Stored items:
============================================================

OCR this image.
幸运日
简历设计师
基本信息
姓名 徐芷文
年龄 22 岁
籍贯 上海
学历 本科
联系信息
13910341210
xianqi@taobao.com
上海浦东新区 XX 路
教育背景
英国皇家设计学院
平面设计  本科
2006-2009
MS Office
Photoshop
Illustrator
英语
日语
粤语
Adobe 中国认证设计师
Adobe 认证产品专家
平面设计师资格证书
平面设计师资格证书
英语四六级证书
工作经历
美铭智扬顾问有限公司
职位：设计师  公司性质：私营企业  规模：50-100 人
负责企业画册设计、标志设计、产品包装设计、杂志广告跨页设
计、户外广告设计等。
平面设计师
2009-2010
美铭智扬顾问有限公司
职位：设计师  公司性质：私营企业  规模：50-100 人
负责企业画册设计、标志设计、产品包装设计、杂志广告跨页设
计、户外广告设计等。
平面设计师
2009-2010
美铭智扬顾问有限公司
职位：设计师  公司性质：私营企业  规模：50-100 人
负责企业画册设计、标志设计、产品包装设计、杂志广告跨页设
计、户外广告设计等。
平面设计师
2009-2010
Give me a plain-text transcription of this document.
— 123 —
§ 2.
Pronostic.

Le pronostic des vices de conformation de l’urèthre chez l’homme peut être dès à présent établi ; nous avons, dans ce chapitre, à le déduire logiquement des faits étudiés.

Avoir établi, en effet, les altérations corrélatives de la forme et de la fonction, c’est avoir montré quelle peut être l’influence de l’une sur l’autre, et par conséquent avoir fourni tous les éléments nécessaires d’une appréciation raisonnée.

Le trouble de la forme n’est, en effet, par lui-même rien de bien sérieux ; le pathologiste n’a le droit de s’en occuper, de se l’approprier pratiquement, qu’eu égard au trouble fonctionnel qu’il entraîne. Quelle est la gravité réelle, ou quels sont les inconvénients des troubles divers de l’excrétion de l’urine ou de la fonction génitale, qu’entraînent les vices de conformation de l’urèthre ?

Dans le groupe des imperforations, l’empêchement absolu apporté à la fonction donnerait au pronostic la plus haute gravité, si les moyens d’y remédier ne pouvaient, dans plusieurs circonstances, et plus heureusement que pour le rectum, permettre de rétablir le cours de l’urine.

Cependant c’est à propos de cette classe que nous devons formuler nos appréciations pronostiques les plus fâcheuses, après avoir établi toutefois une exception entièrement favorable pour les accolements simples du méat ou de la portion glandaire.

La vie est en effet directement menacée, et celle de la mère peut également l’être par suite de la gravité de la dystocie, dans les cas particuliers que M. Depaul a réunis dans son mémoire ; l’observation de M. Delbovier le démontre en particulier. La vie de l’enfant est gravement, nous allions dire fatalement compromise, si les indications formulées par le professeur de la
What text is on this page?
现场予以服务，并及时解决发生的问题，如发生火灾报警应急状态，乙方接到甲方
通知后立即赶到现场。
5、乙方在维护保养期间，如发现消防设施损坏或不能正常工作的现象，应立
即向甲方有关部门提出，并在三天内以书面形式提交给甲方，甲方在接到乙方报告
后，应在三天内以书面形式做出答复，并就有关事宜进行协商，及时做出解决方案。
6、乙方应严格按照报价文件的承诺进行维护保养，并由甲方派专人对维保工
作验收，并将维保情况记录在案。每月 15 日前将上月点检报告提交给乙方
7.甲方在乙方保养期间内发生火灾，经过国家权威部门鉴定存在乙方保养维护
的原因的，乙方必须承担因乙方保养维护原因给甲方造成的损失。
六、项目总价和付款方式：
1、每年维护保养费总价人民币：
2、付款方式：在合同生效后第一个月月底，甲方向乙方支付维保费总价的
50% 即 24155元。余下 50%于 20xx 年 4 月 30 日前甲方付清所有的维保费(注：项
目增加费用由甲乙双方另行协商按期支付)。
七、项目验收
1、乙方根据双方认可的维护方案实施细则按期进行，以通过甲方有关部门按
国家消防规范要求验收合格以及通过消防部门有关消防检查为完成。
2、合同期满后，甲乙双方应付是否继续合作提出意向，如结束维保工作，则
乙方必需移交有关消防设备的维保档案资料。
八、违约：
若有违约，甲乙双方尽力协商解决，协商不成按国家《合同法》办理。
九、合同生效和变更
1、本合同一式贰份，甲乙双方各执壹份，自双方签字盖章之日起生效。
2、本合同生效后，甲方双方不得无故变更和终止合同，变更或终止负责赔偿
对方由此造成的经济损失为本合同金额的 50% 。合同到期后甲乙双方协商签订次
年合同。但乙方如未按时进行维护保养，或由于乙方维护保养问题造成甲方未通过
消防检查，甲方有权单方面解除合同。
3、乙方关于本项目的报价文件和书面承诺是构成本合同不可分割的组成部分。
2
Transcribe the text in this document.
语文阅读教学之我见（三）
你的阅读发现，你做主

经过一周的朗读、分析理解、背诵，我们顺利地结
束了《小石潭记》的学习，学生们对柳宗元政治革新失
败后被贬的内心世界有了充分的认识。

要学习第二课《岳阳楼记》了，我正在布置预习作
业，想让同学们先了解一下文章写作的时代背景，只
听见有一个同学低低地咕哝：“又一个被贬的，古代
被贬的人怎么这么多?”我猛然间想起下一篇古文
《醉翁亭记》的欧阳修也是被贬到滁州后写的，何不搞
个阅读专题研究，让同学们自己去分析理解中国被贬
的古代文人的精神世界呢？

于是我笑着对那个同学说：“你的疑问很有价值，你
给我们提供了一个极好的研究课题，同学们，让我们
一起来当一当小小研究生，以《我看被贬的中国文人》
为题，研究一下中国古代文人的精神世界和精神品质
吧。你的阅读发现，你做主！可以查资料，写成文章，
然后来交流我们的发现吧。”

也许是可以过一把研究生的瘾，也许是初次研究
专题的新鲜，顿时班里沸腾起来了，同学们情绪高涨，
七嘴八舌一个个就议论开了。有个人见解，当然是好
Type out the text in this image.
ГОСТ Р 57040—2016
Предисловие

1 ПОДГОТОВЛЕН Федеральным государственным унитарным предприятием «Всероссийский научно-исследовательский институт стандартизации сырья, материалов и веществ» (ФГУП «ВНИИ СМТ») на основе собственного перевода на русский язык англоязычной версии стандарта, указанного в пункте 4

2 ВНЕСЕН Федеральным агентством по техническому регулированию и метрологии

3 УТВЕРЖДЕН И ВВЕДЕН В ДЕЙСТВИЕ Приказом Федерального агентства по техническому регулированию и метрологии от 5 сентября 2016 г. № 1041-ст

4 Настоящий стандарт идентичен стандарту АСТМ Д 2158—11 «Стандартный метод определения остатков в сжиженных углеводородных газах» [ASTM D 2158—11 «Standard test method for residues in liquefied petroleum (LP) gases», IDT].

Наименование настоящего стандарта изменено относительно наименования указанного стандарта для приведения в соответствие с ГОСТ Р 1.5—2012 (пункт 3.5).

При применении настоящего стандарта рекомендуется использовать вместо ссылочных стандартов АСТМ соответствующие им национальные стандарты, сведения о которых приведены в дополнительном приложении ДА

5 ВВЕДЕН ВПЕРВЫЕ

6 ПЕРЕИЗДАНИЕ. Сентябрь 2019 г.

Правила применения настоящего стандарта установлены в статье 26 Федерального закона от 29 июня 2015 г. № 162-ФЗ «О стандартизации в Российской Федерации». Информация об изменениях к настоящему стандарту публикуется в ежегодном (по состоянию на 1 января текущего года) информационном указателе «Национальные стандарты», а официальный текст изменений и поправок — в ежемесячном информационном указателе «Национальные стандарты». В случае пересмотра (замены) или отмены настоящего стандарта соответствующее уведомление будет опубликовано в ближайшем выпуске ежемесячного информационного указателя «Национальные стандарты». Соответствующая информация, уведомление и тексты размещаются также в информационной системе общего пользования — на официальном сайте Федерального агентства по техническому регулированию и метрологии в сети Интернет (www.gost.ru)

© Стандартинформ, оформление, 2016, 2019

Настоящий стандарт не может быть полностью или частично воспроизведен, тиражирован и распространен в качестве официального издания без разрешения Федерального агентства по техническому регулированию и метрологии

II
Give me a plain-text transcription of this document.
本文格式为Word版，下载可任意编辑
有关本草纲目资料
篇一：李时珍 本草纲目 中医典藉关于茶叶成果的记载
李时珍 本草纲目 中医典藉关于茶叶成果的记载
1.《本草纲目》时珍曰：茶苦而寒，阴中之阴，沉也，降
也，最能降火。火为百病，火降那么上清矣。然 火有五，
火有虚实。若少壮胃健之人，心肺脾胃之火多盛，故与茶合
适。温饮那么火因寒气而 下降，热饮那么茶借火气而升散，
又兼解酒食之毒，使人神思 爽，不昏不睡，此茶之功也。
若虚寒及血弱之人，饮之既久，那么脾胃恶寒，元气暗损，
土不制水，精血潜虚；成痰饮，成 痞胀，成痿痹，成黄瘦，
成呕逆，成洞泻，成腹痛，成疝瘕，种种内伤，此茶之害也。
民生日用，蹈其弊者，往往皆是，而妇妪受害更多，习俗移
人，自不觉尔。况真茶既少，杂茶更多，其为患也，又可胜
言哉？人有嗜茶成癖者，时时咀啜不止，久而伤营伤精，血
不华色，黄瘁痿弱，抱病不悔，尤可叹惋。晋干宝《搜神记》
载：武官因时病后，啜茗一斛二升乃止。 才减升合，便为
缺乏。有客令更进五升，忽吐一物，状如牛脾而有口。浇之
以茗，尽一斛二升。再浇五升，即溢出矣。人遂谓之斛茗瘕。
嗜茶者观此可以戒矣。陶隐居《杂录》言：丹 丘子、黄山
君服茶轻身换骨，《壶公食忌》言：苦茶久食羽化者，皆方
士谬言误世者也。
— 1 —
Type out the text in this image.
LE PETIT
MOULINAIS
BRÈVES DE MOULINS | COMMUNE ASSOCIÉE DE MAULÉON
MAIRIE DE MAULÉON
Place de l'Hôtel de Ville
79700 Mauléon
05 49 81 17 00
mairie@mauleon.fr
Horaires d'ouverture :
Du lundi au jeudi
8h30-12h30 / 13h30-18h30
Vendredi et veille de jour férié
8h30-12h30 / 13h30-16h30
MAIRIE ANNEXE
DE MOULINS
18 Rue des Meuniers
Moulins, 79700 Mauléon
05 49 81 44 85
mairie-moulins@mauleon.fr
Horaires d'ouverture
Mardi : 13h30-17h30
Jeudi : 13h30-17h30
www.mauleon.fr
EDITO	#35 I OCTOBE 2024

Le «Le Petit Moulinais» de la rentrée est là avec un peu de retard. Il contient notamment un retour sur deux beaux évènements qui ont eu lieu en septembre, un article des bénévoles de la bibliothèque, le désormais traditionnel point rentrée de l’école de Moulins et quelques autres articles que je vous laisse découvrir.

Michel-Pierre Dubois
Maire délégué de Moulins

============================================================

# WHAT YOU WILL DO:
Scan the material above. Extract every line in which the word "中医典藉关于茶叶成果的记载" occurs.

# EXERCISE OUTPUT:
篇一：李时珍 本草纲目 中医典藉关于茶叶成果的记载
李时珍 本草纲目 中医典藉关于茶叶成果的记载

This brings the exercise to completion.